> [INSTRUCTIONS TO FOLLOW]:
All entries below need to be written out exactly, but without their pictures.
-- Start of RECORDED DATA --
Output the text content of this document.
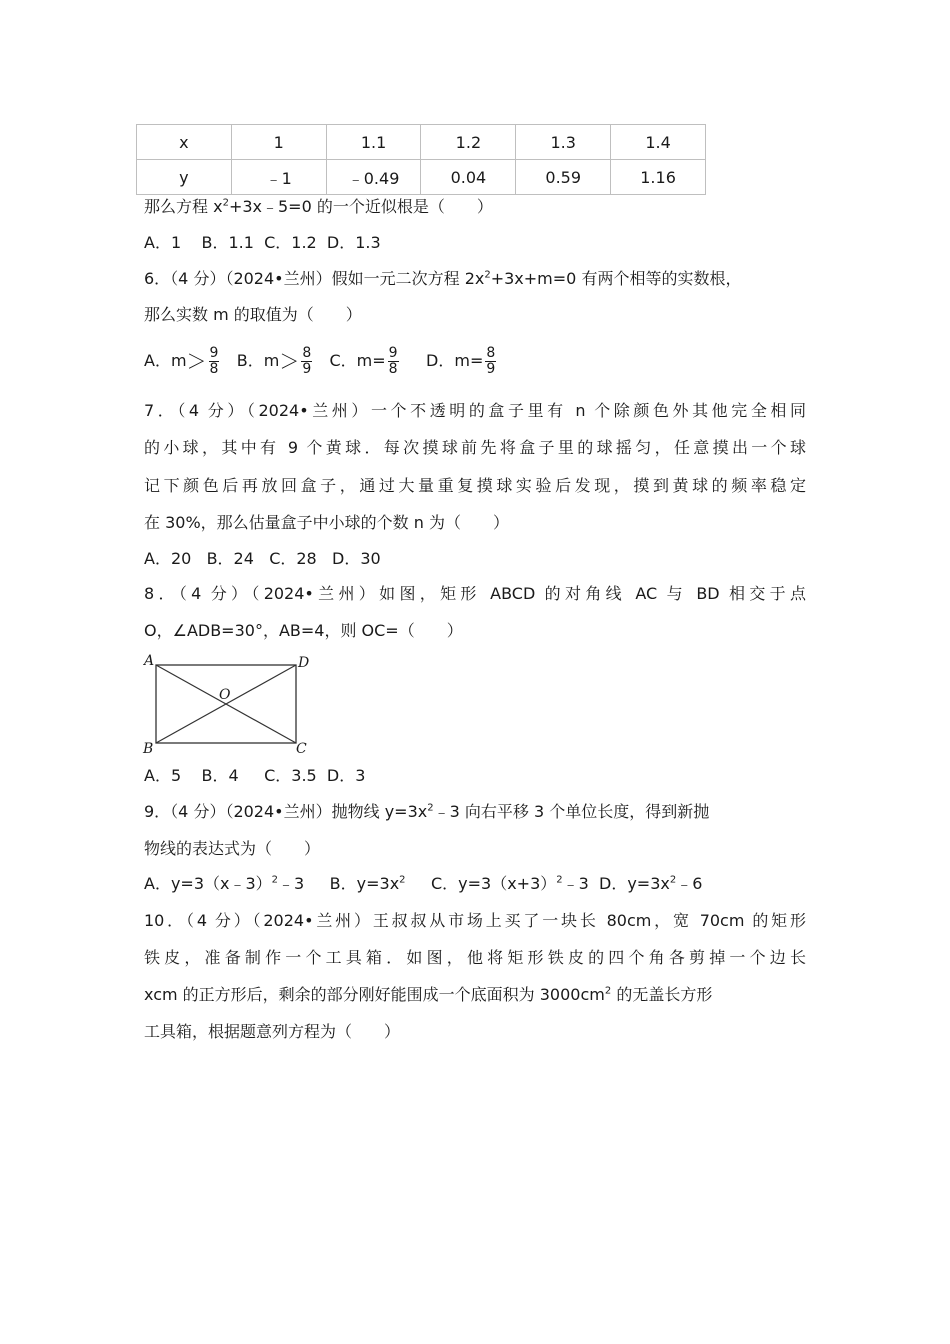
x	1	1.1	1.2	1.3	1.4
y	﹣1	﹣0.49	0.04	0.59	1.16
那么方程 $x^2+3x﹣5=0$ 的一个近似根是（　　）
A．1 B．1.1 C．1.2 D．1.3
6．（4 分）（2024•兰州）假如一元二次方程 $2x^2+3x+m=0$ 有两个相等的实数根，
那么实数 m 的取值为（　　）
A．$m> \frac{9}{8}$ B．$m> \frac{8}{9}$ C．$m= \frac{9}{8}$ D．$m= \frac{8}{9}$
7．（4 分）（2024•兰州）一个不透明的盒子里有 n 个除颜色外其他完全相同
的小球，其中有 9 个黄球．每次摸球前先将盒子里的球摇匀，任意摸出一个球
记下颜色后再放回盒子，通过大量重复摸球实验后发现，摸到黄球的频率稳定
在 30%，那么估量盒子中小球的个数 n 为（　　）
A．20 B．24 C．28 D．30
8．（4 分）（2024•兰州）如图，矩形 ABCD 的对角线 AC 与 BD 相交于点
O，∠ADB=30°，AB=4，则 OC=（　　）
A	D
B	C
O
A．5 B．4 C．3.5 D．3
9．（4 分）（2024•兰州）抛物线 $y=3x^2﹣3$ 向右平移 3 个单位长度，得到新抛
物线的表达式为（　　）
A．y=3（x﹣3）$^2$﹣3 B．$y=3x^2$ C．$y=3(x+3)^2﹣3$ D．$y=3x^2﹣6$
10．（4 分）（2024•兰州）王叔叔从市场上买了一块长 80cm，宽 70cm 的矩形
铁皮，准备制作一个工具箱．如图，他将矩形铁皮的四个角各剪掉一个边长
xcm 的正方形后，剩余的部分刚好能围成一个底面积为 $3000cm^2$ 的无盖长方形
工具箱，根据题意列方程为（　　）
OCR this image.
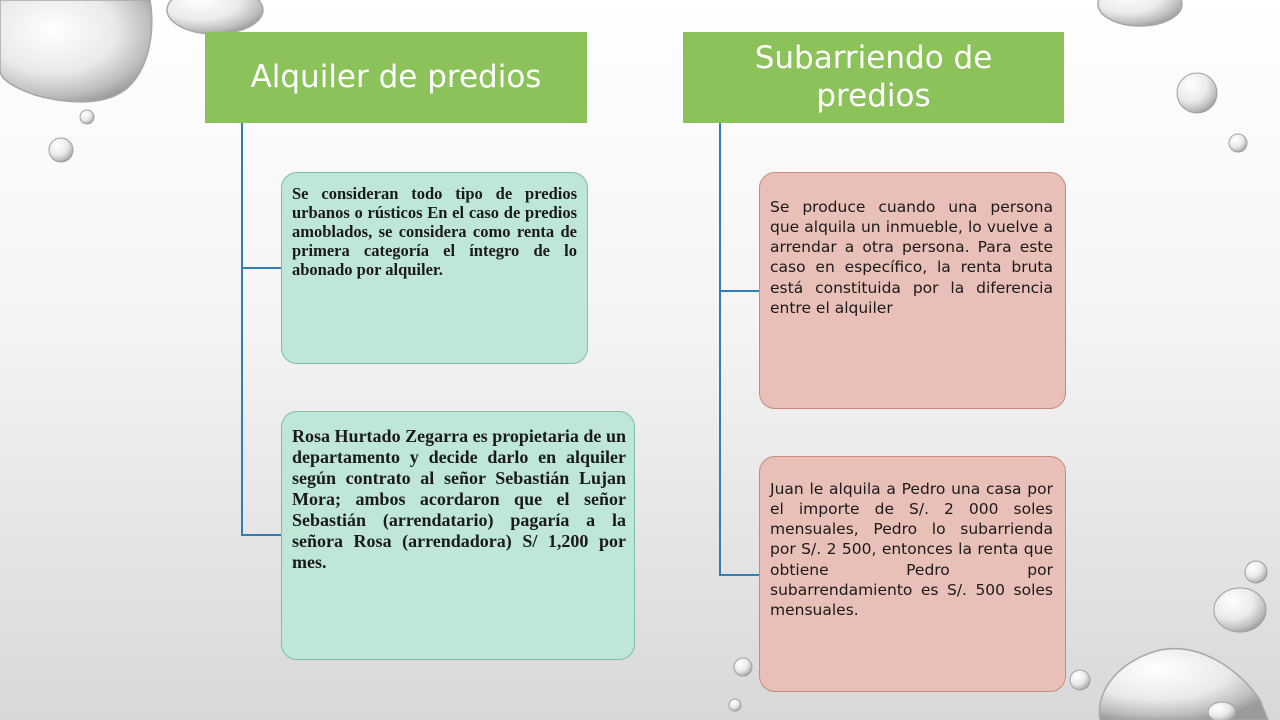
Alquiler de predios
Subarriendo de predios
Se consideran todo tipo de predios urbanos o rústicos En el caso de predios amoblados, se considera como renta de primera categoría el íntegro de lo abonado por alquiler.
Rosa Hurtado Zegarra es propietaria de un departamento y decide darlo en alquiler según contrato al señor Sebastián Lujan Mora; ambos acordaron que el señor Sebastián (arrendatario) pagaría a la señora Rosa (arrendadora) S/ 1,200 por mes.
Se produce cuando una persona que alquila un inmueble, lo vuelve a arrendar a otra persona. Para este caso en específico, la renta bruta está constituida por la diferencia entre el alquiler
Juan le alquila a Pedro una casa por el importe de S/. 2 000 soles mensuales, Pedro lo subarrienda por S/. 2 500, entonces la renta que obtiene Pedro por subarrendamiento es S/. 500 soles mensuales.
-- End of RECORDED DATA --
> [THE SOLUTION]:
Output the text content of this document.
x	1	1.1	1.2	1.3	1.4
y	﹣1	﹣0.49	0.04	0.59	1.16
那么方程 $x^2+3x﹣5=0$ 的一个近似根是（　　）
A．1 B．1.1 C．1.2 D．1.3
6．（4 分）（2024•兰州）假如一元二次方程 $2x^2+3x+m=0$ 有两个相等的实数根，
那么实数 m 的取值为（　　）
A．$m> \frac{9}{8}$ B．$m> \frac{8}{9}$ C．$m= \frac{9}{8}$ D．$m= \frac{8}{9}$
7．（4 分）（2024•兰州）一个不透明的盒子里有 n 个除颜色外其他完全相同
的小球，其中有 9 个黄球．每次摸球前先将盒子里的球摇匀，任意摸出一个球
记下颜色后再放回盒子，通过大量重复摸球实验后发现，摸到黄球的频率稳定
在 30%，那么估量盒子中小球的个数 n 为（　　）
A．20 B．24 C．28 D．30
8．（4 分）（2024•兰州）如图，矩形 ABCD 的对角线 AC 与 BD 相交于点
O，∠ADB=30°，AB=4，则 OC=（　　）
A	D
B	C
O
A．5 B．4 C．3.5 D．3
9．（4 分）（2024•兰州）抛物线 $y=3x^2﹣3$ 向右平移 3 个单位长度，得到新抛
物线的表达式为（　　）
A．y=3（x﹣3）$^2$﹣3 B．$y=3x^2$ C．$y=3(x+3)^2﹣3$ D．$y=3x^2﹣6$
10．（4 分）（2024•兰州）王叔叔从市场上买了一块长 80cm，宽 70cm 的矩形
铁皮，准备制作一个工具箱．如图，他将矩形铁皮的四个角各剪掉一个边长
xcm 的正方形后，剩余的部分刚好能围成一个底面积为 $3000cm^2$ 的无盖长方形
工具箱，根据题意列方程为（　　）
OCR this image.
Alquiler de predios
Subarriendo de predios
Se consideran todo tipo de predios urbanos o rústicos En el caso de predios amoblados, se considera como renta de primera categoría el íntegro de lo abonado por alquiler.
Rosa Hurtado Zegarra es propietaria de un departamento y decide darlo en alquiler según contrato al señor Sebastián Lujan Mora; ambos acordaron que el señor Sebastián (arrendatario) pagaría a la señora Rosa (arrendadora) S/ 1,200 por mes.
Se produce cuando una persona que alquila un inmueble, lo vuelve a arrendar a otra persona. Para este caso en específico, la renta bruta está constituida por la diferencia entre el alquiler
Juan le alquila a Pedro una casa por el importe de S/. 2 000 soles mensuales, Pedro lo subarrienda por S/. 2 500, entonces la renta que obtiene Pedro por subarrendamiento es S/. 500 soles mensuales.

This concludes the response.